* _DATA LINES_

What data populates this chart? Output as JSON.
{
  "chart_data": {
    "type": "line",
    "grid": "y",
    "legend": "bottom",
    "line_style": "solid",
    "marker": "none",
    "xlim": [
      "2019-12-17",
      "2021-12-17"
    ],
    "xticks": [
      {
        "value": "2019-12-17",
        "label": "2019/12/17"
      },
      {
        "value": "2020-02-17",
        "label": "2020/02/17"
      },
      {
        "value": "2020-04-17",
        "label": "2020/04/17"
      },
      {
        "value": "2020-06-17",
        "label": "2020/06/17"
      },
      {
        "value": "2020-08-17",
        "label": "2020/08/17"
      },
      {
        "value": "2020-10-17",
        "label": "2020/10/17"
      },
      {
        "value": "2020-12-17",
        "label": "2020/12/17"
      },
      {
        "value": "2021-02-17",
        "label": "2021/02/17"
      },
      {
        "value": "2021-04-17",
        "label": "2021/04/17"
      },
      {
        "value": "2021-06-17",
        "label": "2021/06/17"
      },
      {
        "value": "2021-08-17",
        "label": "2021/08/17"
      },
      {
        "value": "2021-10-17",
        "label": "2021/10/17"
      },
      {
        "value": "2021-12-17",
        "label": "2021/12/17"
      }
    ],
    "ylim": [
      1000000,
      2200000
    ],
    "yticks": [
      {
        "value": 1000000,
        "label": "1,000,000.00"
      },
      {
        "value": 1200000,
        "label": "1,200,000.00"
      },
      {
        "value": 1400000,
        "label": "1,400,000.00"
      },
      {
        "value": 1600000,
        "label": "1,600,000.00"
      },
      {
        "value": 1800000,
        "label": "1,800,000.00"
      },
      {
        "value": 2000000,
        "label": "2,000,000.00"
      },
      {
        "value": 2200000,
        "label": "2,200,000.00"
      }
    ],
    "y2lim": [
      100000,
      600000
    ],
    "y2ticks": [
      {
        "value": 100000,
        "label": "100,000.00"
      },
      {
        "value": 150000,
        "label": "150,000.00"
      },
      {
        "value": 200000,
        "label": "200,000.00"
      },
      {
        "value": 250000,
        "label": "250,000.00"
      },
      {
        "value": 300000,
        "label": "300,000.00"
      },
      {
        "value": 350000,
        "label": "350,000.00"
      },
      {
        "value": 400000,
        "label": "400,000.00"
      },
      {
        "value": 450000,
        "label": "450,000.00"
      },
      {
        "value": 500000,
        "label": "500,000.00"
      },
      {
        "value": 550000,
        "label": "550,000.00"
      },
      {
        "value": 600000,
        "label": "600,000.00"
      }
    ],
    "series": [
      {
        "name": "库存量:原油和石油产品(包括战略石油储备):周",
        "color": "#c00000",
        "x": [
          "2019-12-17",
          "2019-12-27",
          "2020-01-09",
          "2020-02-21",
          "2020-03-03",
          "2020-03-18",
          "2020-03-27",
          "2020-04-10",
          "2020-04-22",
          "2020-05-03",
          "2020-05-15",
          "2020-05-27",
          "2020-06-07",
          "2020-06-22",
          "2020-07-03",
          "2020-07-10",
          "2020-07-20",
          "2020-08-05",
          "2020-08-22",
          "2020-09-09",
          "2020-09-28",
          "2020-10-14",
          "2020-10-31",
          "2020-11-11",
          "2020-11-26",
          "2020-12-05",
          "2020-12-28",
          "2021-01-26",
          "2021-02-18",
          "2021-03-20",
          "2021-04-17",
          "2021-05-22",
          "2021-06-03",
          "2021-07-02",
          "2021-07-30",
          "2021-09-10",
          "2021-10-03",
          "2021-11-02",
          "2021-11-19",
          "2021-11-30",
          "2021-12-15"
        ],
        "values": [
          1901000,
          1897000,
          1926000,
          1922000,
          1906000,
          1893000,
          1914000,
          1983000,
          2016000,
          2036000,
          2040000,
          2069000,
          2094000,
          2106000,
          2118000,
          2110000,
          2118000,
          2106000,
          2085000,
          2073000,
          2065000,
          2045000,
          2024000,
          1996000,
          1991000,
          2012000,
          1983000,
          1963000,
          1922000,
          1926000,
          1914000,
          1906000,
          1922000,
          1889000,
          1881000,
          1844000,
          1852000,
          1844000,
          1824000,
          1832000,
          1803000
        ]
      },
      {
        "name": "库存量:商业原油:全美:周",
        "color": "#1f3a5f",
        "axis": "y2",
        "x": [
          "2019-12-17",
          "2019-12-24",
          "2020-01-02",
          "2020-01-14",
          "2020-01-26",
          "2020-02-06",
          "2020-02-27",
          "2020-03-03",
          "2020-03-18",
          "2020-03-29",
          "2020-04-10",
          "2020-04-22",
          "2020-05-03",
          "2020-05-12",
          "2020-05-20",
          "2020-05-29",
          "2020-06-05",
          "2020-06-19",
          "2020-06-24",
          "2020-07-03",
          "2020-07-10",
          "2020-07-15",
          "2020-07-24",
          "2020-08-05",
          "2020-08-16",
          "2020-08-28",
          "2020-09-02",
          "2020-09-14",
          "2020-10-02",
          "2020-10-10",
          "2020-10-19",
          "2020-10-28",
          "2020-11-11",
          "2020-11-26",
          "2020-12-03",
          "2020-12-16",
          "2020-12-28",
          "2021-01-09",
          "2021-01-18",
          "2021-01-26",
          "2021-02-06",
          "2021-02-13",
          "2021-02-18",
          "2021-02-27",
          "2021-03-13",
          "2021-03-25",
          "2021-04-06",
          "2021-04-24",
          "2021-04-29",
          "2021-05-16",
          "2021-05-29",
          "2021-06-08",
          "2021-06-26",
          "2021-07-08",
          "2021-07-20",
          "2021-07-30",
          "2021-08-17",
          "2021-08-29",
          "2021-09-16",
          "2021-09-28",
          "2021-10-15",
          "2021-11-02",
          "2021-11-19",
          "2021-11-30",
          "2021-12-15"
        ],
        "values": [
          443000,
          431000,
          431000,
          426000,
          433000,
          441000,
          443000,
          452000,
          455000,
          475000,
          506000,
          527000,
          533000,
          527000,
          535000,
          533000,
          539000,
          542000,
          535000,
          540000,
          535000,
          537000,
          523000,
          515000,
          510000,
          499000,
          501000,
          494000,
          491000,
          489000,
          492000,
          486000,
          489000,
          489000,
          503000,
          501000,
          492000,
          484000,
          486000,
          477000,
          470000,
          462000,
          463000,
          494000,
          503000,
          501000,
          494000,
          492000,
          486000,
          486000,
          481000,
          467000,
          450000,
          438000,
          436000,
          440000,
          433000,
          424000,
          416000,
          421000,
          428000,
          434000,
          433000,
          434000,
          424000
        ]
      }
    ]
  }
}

* _WHAT THE TASK ASKS_
Collect, from the material above, every line containing the word "name".

* _TASK SOLUTION_
        "name": "库存量:原油和石油产品(包括战略石油储备):周",
        "name": "库存量:商业原油:全美:周",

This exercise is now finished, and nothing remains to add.